— Begin Given records —

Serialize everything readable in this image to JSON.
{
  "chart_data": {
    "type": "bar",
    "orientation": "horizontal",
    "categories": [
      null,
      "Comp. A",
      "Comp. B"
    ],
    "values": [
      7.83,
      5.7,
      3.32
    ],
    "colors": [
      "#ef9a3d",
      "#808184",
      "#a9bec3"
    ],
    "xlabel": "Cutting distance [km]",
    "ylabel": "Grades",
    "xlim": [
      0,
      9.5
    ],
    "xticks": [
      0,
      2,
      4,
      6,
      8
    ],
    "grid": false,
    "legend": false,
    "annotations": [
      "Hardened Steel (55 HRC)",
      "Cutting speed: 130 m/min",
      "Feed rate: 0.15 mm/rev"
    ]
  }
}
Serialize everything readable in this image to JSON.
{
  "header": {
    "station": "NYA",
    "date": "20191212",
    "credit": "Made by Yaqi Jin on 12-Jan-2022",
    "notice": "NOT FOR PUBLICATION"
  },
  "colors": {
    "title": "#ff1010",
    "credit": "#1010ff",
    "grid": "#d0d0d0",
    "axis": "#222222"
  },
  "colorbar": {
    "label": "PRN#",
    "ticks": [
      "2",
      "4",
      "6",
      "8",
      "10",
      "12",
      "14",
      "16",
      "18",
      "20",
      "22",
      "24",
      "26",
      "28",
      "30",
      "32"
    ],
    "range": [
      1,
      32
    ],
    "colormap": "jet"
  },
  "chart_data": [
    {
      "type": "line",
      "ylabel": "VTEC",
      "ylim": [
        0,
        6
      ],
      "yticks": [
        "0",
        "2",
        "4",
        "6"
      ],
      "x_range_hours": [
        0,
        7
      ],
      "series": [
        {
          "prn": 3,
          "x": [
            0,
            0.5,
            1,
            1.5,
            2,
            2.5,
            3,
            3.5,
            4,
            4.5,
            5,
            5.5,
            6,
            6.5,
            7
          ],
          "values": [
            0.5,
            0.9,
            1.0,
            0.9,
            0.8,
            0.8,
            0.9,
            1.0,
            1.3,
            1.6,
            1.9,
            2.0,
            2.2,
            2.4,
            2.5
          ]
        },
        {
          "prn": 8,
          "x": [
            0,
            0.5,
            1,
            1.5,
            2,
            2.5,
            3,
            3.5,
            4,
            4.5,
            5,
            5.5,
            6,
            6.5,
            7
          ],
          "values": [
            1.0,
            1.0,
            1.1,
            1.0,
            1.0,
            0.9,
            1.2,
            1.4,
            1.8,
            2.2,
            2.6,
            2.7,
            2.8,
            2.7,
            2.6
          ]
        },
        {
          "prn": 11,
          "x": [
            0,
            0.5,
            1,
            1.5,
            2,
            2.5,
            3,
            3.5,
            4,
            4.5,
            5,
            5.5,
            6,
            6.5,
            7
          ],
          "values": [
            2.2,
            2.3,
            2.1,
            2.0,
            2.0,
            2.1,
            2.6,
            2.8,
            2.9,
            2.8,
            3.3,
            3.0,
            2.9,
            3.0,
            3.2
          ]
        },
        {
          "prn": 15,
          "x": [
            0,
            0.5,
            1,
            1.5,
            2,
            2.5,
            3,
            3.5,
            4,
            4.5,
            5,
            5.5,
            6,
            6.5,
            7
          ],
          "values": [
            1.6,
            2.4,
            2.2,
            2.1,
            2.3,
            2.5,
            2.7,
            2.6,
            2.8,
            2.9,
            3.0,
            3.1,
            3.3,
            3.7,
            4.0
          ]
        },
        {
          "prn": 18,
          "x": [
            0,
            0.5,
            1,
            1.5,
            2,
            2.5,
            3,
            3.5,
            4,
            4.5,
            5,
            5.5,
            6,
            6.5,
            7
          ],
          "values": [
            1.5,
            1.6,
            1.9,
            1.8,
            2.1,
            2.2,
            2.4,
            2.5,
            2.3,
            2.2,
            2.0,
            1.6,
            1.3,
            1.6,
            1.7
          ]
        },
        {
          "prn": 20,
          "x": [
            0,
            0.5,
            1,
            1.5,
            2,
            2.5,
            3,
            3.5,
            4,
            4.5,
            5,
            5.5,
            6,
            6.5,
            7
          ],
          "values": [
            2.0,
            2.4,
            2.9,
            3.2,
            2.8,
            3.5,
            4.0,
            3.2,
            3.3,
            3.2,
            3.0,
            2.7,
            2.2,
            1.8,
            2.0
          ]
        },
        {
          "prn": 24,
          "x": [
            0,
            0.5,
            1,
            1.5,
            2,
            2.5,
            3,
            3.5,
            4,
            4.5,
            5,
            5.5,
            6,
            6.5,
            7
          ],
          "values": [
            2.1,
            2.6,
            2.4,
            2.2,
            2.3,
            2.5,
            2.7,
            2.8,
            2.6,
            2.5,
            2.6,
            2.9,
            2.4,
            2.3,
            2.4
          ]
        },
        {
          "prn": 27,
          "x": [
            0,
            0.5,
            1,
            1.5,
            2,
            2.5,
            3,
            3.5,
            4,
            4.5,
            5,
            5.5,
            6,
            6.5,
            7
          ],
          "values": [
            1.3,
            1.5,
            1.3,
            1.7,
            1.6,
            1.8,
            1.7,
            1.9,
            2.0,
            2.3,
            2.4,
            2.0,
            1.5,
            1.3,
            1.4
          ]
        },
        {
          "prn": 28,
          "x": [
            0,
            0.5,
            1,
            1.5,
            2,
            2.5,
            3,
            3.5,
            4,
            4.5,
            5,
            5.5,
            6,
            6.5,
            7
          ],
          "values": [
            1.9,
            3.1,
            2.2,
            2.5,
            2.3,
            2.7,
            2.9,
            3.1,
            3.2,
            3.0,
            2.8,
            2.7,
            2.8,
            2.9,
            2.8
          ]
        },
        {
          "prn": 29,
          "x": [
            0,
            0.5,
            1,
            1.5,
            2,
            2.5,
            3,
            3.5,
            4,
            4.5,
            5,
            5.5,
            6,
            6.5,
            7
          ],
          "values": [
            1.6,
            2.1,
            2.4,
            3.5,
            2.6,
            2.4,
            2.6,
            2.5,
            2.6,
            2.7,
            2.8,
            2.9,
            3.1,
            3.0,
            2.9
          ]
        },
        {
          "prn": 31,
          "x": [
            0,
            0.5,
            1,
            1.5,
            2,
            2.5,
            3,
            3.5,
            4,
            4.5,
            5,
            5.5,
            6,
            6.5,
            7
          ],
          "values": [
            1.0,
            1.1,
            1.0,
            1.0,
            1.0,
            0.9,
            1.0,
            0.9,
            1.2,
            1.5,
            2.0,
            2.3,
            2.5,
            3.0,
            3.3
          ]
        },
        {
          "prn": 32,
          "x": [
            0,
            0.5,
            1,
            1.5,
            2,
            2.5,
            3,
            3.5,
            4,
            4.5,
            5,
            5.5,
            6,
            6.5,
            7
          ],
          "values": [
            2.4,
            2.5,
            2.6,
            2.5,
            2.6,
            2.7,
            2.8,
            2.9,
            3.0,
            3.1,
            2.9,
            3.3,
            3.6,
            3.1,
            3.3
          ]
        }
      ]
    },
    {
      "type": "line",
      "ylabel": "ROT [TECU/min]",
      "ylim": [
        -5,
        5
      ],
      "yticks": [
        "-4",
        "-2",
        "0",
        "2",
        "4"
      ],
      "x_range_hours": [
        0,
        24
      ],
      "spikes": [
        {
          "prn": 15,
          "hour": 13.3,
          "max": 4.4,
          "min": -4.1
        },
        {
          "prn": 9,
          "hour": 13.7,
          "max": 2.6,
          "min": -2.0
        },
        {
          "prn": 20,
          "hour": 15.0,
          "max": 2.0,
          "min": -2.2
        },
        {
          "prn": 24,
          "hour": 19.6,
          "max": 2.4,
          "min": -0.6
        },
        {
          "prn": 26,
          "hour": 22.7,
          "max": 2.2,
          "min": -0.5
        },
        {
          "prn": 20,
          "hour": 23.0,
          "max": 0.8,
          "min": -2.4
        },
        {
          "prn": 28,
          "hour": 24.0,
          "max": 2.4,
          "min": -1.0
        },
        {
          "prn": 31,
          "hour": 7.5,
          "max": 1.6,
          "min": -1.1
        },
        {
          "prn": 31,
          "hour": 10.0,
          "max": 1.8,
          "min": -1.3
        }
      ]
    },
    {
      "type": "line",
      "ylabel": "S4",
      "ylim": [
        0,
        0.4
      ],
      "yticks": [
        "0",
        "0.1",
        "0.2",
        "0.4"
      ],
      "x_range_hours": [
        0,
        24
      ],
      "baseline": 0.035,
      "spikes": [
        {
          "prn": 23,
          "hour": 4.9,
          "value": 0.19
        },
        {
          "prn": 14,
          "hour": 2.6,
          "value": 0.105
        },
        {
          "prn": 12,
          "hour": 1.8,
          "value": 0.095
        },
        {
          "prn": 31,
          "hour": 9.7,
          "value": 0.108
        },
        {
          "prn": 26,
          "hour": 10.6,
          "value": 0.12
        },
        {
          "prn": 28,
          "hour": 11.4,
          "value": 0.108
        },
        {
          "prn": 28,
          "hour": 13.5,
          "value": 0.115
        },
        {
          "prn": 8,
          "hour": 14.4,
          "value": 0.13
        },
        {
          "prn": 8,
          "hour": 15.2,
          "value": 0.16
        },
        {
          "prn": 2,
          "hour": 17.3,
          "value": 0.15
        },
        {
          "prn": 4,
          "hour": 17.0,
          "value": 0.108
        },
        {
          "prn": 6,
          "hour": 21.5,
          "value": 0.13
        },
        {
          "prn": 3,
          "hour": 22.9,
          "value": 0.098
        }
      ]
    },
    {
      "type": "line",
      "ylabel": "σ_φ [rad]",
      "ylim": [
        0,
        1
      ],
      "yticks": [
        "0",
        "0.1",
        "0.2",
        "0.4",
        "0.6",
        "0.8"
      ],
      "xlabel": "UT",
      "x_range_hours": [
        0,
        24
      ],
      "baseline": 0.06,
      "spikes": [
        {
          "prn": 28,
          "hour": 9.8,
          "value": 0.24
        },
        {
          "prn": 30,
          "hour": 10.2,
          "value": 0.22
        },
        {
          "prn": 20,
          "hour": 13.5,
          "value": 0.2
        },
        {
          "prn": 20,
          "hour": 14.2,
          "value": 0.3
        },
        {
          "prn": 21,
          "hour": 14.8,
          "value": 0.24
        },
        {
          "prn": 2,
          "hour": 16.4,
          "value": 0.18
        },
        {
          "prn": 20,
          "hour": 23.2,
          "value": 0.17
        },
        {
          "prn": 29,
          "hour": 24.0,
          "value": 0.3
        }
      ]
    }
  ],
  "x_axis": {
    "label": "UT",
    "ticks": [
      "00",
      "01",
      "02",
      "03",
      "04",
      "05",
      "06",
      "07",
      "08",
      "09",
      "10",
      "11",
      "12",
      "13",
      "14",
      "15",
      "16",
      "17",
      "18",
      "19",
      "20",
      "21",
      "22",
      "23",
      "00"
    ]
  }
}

— End Given records —

• **Your objective**: Read the entries above, then pull out the lines that include "ylabel".

• **Task result**:
    "ylabel": "Grades",
      "ylabel": "VTEC",
      "ylabel": "ROT [TECU/min]",
      "ylabel": "S4",
      "ylabel": "σ_φ [rad]",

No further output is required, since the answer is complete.